Below is a block of records; reproduce all of them exactly and leave out any pictures.

[PROVIDED RECORDS]:
______________________________
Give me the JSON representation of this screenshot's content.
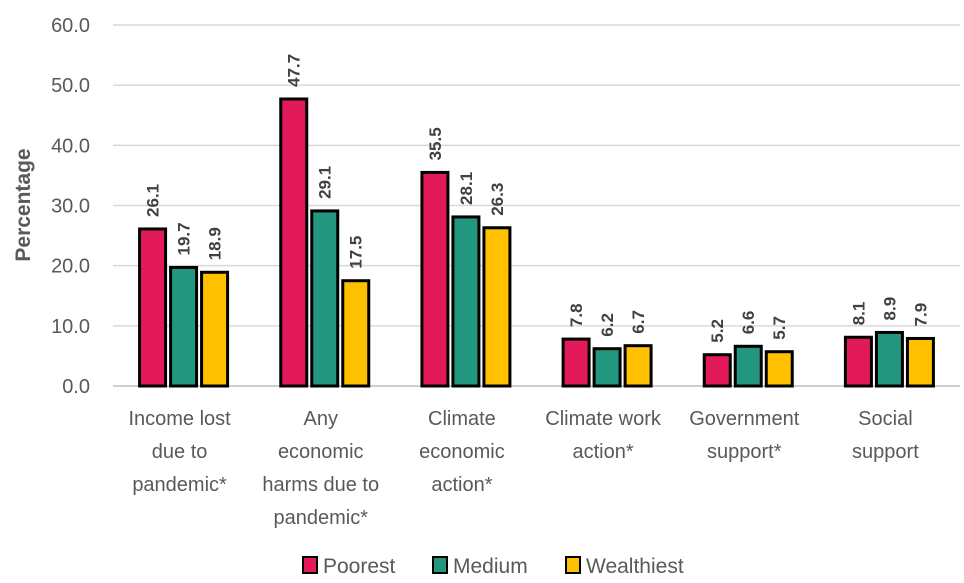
{
  "chart_data": {
    "type": "bar",
    "title": "",
    "xlabel": "",
    "ylabel": "Percentage",
    "ylim": [
      0,
      60
    ],
    "yticks": [
      "0.0",
      "10.0",
      "20.0",
      "30.0",
      "40.0",
      "50.0",
      "60.0"
    ],
    "grid": true,
    "legend_position": "bottom",
    "categories": [
      [
        "Income lost",
        "due to",
        "pandemic*"
      ],
      [
        "Any",
        "economic",
        "harms due to",
        "pandemic*"
      ],
      [
        "Climate",
        "economic",
        "action*"
      ],
      [
        "Climate work",
        "action*"
      ],
      [
        "Government",
        "support*"
      ],
      [
        "Social",
        "support"
      ]
    ],
    "series": [
      {
        "name": "Poorest",
        "color": "#e31a5a",
        "values": [
          26.1,
          47.7,
          35.5,
          7.8,
          5.2,
          8.1
        ],
        "labels": [
          "26.1",
          "47.7",
          "35.5",
          "7.8",
          "5.2",
          "8.1"
        ]
      },
      {
        "name": "Medium",
        "color": "#23967f",
        "values": [
          19.7,
          29.1,
          28.1,
          6.2,
          6.6,
          8.9
        ],
        "labels": [
          "19.7",
          "29.1",
          "28.1",
          "6.2",
          "6.6",
          "8.9"
        ]
      },
      {
        "name": "Wealthiest",
        "color": "#ffc000",
        "values": [
          18.9,
          17.5,
          26.3,
          6.7,
          5.7,
          7.9
        ],
        "labels": [
          "18.9",
          "17.5",
          "26.3",
          "6.7",
          "5.7",
          "7.9"
        ]
      }
    ]
  }
}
______________________________
[THE COMPLETED TASK]:
Give me the JSON representation of this screenshot's content.
{
  "chart_data": {
    "type": "bar",
    "title": "",
    "xlabel": "",
    "ylabel": "Percentage",
    "ylim": [
      0,
      60
    ],
    "yticks": [
      "0.0",
      "10.0",
      "20.0",
      "30.0",
      "40.0",
      "50.0",
      "60.0"
    ],
    "grid": true,
    "legend_position": "bottom",
    "categories": [
      [
        "Income lost",
        "due to",
        "pandemic*"
      ],
      [
        "Any",
        "economic",
        "harms due to",
        "pandemic*"
      ],
      [
        "Climate",
        "economic",
        "action*"
      ],
      [
        "Climate work",
        "action*"
      ],
      [
        "Government",
        "support*"
      ],
      [
        "Social",
        "support"
      ]
    ],
    "series": [
      {
        "name": "Poorest",
        "color": "#e31a5a",
        "values": [
          26.1,
          47.7,
          35.5,
          7.8,
          5.2,
          8.1
        ],
        "labels": [
          "26.1",
          "47.7",
          "35.5",
          "7.8",
          "5.2",
          "8.1"
        ]
      },
      {
        "name": "Medium",
        "color": "#23967f",
        "values": [
          19.7,
          29.1,
          28.1,
          6.2,
          6.6,
          8.9
        ],
        "labels": [
          "19.7",
          "29.1",
          "28.1",
          "6.2",
          "6.6",
          "8.9"
        ]
      },
      {
        "name": "Wealthiest",
        "color": "#ffc000",
        "values": [
          18.9,
          17.5,
          26.3,
          6.7,
          5.7,
          7.9
        ],
        "labels": [
          "18.9",
          "17.5",
          "26.3",
          "6.7",
          "5.7",
          "7.9"
        ]
      }
    ]
  }
}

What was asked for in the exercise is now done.